— Start of RECORDS SUPPLIED —

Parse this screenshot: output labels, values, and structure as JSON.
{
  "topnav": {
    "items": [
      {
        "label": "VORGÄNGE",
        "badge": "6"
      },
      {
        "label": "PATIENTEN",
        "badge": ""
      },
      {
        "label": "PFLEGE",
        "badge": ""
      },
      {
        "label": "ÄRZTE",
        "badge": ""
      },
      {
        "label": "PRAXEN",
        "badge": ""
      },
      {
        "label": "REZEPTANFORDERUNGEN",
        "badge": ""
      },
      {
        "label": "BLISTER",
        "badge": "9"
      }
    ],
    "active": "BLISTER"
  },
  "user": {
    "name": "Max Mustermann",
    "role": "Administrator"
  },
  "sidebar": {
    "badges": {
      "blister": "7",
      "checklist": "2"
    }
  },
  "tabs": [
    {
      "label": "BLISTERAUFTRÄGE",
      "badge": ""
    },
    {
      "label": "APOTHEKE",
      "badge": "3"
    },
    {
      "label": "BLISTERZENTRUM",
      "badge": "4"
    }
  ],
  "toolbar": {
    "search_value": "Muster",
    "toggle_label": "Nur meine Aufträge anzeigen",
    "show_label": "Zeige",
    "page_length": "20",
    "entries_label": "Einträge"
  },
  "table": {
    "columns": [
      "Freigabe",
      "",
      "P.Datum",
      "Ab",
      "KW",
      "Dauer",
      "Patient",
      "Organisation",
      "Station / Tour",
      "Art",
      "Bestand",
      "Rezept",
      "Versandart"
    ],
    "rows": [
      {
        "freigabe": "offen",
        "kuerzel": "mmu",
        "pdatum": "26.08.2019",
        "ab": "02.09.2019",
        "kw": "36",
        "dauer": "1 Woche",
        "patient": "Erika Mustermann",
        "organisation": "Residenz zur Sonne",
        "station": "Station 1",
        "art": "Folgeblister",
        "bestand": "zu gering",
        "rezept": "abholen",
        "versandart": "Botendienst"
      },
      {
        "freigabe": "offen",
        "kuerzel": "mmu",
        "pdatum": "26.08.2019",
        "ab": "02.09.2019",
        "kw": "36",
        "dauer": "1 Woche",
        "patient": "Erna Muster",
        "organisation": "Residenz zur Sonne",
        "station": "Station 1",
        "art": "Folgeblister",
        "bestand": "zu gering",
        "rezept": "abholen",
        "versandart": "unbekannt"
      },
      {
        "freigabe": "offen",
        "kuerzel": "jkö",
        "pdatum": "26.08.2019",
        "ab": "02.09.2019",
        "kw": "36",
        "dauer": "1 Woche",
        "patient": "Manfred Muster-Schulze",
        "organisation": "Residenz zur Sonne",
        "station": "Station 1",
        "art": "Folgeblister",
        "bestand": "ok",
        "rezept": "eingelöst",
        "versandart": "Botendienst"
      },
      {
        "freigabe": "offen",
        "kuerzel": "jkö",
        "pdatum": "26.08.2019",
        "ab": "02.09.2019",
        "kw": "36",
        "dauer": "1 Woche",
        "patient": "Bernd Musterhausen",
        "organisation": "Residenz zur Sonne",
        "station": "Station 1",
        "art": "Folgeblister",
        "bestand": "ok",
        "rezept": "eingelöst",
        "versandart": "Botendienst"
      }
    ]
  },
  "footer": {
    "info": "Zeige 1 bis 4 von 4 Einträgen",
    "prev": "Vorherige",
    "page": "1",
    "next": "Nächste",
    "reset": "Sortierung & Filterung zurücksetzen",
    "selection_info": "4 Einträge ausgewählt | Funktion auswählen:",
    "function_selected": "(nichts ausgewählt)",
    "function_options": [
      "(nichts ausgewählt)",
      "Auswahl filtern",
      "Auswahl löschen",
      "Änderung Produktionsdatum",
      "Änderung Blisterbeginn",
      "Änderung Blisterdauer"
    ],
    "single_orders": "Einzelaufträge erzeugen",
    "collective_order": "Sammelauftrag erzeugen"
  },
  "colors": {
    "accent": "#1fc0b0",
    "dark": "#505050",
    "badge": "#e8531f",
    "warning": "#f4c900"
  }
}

— End of RECORDS SUPPLIED —

Quote every line of the data, word for word.

SOLUTION TO THIS EXERCISE:
Parse this screenshot: output labels, values, and structure as JSON.
{
  "topnav": {
    "items": [
      {
        "label": "VORGÄNGE",
        "badge": "6"
      },
      {
        "label": "PATIENTEN",
        "badge": ""
      },
      {
        "label": "PFLEGE",
        "badge": ""
      },
      {
        "label": "ÄRZTE",
        "badge": ""
      },
      {
        "label": "PRAXEN",
        "badge": ""
      },
      {
        "label": "REZEPTANFORDERUNGEN",
        "badge": ""
      },
      {
        "label": "BLISTER",
        "badge": "9"
      }
    ],
    "active": "BLISTER"
  },
  "user": {
    "name": "Max Mustermann",
    "role": "Administrator"
  },
  "sidebar": {
    "badges": {
      "blister": "7",
      "checklist": "2"
    }
  },
  "tabs": [
    {
      "label": "BLISTERAUFTRÄGE",
      "badge": ""
    },
    {
      "label": "APOTHEKE",
      "badge": "3"
    },
    {
      "label": "BLISTERZENTRUM",
      "badge": "4"
    }
  ],
  "toolbar": {
    "search_value": "Muster",
    "toggle_label": "Nur meine Aufträge anzeigen",
    "show_label": "Zeige",
    "page_length": "20",
    "entries_label": "Einträge"
  },
  "table": {
    "columns": [
      "Freigabe",
      "",
      "P.Datum",
      "Ab",
      "KW",
      "Dauer",
      "Patient",
      "Organisation",
      "Station / Tour",
      "Art",
      "Bestand",
      "Rezept",
      "Versandart"
    ],
    "rows": [
      {
        "freigabe": "offen",
        "kuerzel": "mmu",
        "pdatum": "26.08.2019",
        "ab": "02.09.2019",
        "kw": "36",
        "dauer": "1 Woche",
        "patient": "Erika Mustermann",
        "organisation": "Residenz zur Sonne",
        "station": "Station 1",
        "art": "Folgeblister",
        "bestand": "zu gering",
        "rezept": "abholen",
        "versandart": "Botendienst"
      },
      {
        "freigabe": "offen",
        "kuerzel": "mmu",
        "pdatum": "26.08.2019",
        "ab": "02.09.2019",
        "kw": "36",
        "dauer": "1 Woche",
        "patient": "Erna Muster",
        "organisation": "Residenz zur Sonne",
        "station": "Station 1",
        "art": "Folgeblister",
        "bestand": "zu gering",
        "rezept": "abholen",
        "versandart": "unbekannt"
      },
      {
        "freigabe": "offen",
        "kuerzel": "jkö",
        "pdatum": "26.08.2019",
        "ab": "02.09.2019",
        "kw": "36",
        "dauer": "1 Woche",
        "patient": "Manfred Muster-Schulze",
        "organisation": "Residenz zur Sonne",
        "station": "Station 1",
        "art": "Folgeblister",
        "bestand": "ok",
        "rezept": "eingelöst",
        "versandart": "Botendienst"
      },
      {
        "freigabe": "offen",
        "kuerzel": "jkö",
        "pdatum": "26.08.2019",
        "ab": "02.09.2019",
        "kw": "36",
        "dauer": "1 Woche",
        "patient": "Bernd Musterhausen",
        "organisation": "Residenz zur Sonne",
        "station": "Station 1",
        "art": "Folgeblister",
        "bestand": "ok",
        "rezept": "eingelöst",
        "versandart": "Botendienst"
      }
    ]
  },
  "footer": {
    "info": "Zeige 1 bis 4 von 4 Einträgen",
    "prev": "Vorherige",
    "page": "1",
    "next": "Nächste",
    "reset": "Sortierung & Filterung zurücksetzen",
    "selection_info": "4 Einträge ausgewählt | Funktion auswählen:",
    "function_selected": "(nichts ausgewählt)",
    "function_options": [
      "(nichts ausgewählt)",
      "Auswahl filtern",
      "Auswahl löschen",
      "Änderung Produktionsdatum",
      "Änderung Blisterbeginn",
      "Änderung Blisterdauer"
    ],
    "single_orders": "Einzelaufträge erzeugen",
    "collective_order": "Sammelauftrag erzeugen"
  },
  "colors": {
    "accent": "#1fc0b0",
    "dark": "#505050",
    "badge": "#e8531f",
    "warning": "#f4c900"
  }
}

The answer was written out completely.